Source passage.
────────────────────────────────────────
Josh Stewart

No. 18
- Position: Wide receiver

Personal information
- Born: October 22, 1992 (age 33) New Orleans, Louisiana, U.S.
- Listed height: 5 ft 11 in (1.80 m)
- Listed weight: 185 lb (84 kg)

Career information
- High school: Denton (TX) John H. Guyer
- College: Oklahoma State
- NFL draft: 2014: undrafted

Career history
- Tennessee Titans (2014); Wichita Falls Nighthawks (2017); Spokane Shock (2020–2021);

Awards and highlights
- First-team All-Big 12 (2012); Second-team All-Big 12 (2013);
- Stats at Pro Football Reference

= Josh Stewart (American football) =

American football player (born 1992)

Josh Stewart (born October 22, 1992) is an American former football wide receiver. He played college football at Oklahoma State.
────────────────────────────────────────
Given information.

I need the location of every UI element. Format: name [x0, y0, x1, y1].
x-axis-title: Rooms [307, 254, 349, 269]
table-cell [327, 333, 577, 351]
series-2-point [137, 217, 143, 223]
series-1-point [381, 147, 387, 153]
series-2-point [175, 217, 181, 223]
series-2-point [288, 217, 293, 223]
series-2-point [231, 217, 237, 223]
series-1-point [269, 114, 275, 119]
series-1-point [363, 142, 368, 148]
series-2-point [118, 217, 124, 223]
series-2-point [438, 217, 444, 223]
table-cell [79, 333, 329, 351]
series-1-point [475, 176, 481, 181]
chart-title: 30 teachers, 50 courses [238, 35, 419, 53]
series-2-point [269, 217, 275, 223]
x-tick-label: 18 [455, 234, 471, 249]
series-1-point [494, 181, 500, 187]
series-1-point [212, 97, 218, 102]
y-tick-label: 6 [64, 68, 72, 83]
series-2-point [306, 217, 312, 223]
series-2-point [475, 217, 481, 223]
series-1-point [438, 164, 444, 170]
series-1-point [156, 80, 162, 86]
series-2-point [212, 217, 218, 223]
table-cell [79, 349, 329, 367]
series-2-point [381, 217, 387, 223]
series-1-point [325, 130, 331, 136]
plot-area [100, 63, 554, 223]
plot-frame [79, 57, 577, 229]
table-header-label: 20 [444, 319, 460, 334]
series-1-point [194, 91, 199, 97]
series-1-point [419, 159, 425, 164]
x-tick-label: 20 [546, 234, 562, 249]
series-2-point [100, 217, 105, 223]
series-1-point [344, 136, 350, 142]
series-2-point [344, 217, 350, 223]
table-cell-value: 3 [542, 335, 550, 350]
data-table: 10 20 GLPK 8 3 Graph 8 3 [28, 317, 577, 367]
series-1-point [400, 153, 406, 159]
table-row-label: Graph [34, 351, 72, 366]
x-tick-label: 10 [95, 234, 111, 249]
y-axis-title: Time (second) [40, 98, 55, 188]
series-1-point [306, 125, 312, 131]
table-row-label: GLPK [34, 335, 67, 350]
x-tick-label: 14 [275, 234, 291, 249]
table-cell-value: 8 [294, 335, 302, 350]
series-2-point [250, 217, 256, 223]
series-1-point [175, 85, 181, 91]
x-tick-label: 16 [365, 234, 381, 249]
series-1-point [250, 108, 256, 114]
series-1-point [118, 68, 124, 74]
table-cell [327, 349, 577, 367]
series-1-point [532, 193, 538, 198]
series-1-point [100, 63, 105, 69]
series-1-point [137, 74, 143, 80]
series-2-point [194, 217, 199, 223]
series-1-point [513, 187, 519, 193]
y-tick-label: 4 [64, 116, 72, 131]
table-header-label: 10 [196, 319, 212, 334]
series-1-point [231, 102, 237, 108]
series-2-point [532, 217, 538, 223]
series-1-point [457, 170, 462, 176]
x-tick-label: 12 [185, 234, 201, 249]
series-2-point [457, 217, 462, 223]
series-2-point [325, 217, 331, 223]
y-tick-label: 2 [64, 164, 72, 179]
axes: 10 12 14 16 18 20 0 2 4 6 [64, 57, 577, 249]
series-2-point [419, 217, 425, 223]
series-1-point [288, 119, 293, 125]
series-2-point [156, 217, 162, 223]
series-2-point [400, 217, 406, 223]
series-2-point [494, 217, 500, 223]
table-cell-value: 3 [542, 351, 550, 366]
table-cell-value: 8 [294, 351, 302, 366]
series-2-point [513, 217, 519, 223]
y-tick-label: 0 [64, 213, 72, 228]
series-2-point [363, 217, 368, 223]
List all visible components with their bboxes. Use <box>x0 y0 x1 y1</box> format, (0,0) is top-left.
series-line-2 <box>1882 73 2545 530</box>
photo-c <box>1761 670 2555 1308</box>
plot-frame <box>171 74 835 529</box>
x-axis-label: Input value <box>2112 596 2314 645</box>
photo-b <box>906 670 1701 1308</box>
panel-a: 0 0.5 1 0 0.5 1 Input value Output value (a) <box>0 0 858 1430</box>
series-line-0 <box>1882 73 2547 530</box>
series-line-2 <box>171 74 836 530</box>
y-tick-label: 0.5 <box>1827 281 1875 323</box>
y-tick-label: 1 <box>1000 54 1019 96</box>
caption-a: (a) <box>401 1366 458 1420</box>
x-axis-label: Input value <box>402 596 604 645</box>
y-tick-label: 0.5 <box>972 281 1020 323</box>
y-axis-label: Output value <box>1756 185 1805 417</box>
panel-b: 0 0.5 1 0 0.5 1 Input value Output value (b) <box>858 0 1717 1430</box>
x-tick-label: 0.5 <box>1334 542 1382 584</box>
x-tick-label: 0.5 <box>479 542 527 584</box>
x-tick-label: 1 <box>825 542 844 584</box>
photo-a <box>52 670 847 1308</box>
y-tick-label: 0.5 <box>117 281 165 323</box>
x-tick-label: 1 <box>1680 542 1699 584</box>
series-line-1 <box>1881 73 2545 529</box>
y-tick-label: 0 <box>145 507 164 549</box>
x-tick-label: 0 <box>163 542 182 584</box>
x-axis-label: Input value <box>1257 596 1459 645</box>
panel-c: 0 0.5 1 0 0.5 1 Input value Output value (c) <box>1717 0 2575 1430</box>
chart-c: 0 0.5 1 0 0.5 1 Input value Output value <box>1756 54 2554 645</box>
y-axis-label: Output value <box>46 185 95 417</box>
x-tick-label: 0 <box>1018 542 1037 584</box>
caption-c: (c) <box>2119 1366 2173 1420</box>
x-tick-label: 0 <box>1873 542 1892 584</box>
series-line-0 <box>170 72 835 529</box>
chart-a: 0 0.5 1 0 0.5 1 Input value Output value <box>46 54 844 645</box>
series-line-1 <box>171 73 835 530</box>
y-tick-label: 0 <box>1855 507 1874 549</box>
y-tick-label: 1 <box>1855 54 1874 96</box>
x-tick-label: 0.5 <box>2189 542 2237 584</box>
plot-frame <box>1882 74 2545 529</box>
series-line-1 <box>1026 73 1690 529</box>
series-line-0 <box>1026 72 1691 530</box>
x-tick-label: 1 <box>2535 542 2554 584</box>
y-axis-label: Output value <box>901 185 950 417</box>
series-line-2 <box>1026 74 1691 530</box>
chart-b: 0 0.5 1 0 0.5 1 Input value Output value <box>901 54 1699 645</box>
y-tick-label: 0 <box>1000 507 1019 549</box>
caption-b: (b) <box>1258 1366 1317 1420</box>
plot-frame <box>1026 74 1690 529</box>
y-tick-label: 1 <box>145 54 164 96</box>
────────────────────────────────────────
Work instruction.
Copy the part of the Josh Stewart profile between "Career history" and "at Oklahoma State.", inclusive, without changing any words. Rely only on the Josh Stewart profile when completing these.

Exercise answer.
Career history
- Tennessee Titans (2014); Wichita Falls Nighthawks (2017); Spokane Shock (2020–2021);

Awards and highlights
- First-team All-Big 12 (2012); Second-team All-Big 12 (2013);
- Stats at Pro Football Reference

= Josh Stewart (American football) =

American football player (born 1992)

Josh Stewart (born October 22, 1992) is an American former football wide receiver. He played college football at Oklahoma State.